======== Quoted passage

## anonymous one year ago What indicators predict that a quadratic funtion will have a complex solution? [Solve and show all work] x^2 - 10x = -13 x = -b +- squareroot b^2 -4ac OVER 2a

1. IrishBoy123

focus on "b^2 -4ac " as you need to take its square root.....

2. anonymous

Well, I'm not sure how to solve it. Can you teach me? @IrishBoy123

3. IrishBoy123

4. IrishBoy123

this is the quadratic you posted: $$\large x^2 - 10x = -13$$ and this is the additional formula you also posted: $$\large x = \frac{-b \ \pm \ \sqrt{ b^2 -4ac} }{ 2a}$$

5. IrishBoy123

maybe it would be better to start by asking you what you are trying to do to the quadratic? i know but do you also know?

6. anonymous

No, I'm unsure on how to solve this question...

7. IrishBoy123

that's my question....you are trying to find the value of x where the quadratic = 0, is that right?

8. anonymous

Well, the question is asking to find complex solutions... Which I dont really understand what it means by that.

9. anonymous

and I guess it's asking to solve also.. So yeah. solving for x

10. IrishBoy123

take your original equation $$x^2 - 10x = -13$$ and re-write it as $$x^2 - 10x +13 =0$$ , yep?!! then compare it to this $$a x^2 + b x + c = 0$$ and then apply that second equation you posted, the one with "$$b^2 - 4 ac$$" in it [i set it out again above] that second equation gives you the roots (x intercepts) of the quadratic, ie x values for when quadratic = 0 try it and see where you go.....

11. IrishBoy123

clearly if $$b^2 - 4ac \lt 0$$ you might have an issue (ie complex roots) but run with it first....

================
======== Information supplied

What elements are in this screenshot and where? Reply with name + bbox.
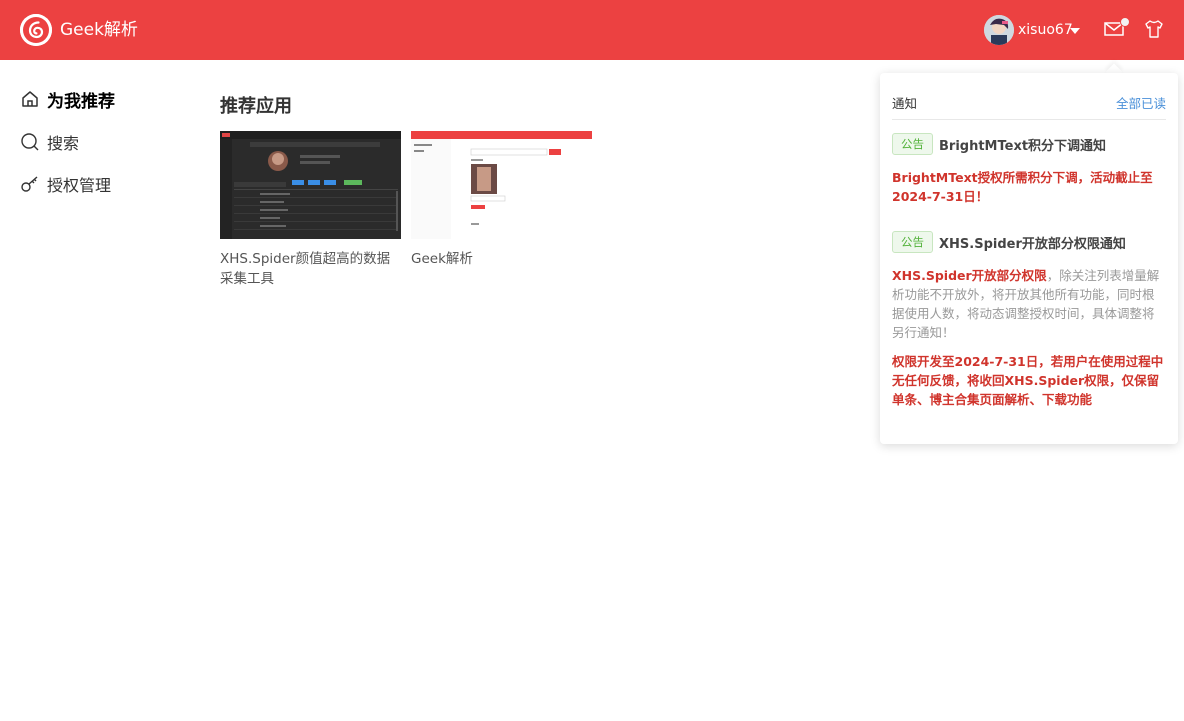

================

# Directions
• 1. In two sentences, what does the thread on the quadratic equation say?
• 2. Do these statements agree with the thread on the quadratic equation? Answer yes or no for each, and quote the deciding words.
(a) The poster understands what the question means by complex solutions.
(b) IrishBoy123 says the formula with b^2 - 4ac gives the roots of the quadratic.
(c) IrishBoy123 advises holding off on the formula until checking whether b^2 - 4ac is negative.
• 3. How would you extend the thread on the quadratic equation from its last post?

# Solved tasks
• 1. A poster asks what indicates that a quadratic function will have a complex solution and admits being unsure how to solve x^2 - 10x = -13, including what complex solutions mean. IrishBoy123 advises rewriting the equation as x^2 - 10x + 13 = 0, comparing it with ax^2 + bx + c = 0 and applying the quadratic formula to find the roots, noting that b^2 - 4ac < 0 may signal complex roots.

• 2.
(a) No: "Which I dont really understand what it means by that."
(b) Yes: "that second equation gives you the roots (x intercepts) of the quadratic"
(c) No: "you might have an issue (ie complex roots) but run with it first...."

• 3.
12. anonymous

Well, I'm sorta confused on how to plug it in and solve it... Can you help me on that?

13. anonymous

@IrishBoy123 you there?

14. IrishBoy123

compare $$x^2−10x+13=0$$ to $$ax^2+bx+c=0$$ so $$a = 1, b = -10, c = 13$$ plug these into $$\huge x = \frac{-b \pm \sqrt{b^2 - 4ac}}{2a}$$

15. IrishBoy123

what do you get?

16. anonymous

|dw:1438365369887:dw|

17. anonymous

okay, I regret not paying enough attention in math class... How do I solve this? Sorry to take up more of your time by asking this. I never got anything out of quadratics... *sigh*

18. IrishBoy123

cool, but its $$-b \pm$$ and -(-10) = 10 but now get out your calculator/spreadsheet/whatever and calculate the 2 values of x. it is $$\pm$$ so there will be 2 values. these are your roots

19. anonymous

Okay.

20. IrishBoy123

$$\huge \frac{-(-10) \pm \sqrt{(-10)^2 - 4(1)(13)}}{2(1)} \implies$$ $$\huge \frac{10 \pm \sqrt{100 - 52}}{2} = 1.54, \ 8.46$$

21. IrishBoy123

yep?

22. anonymous

Yeah. Thank you.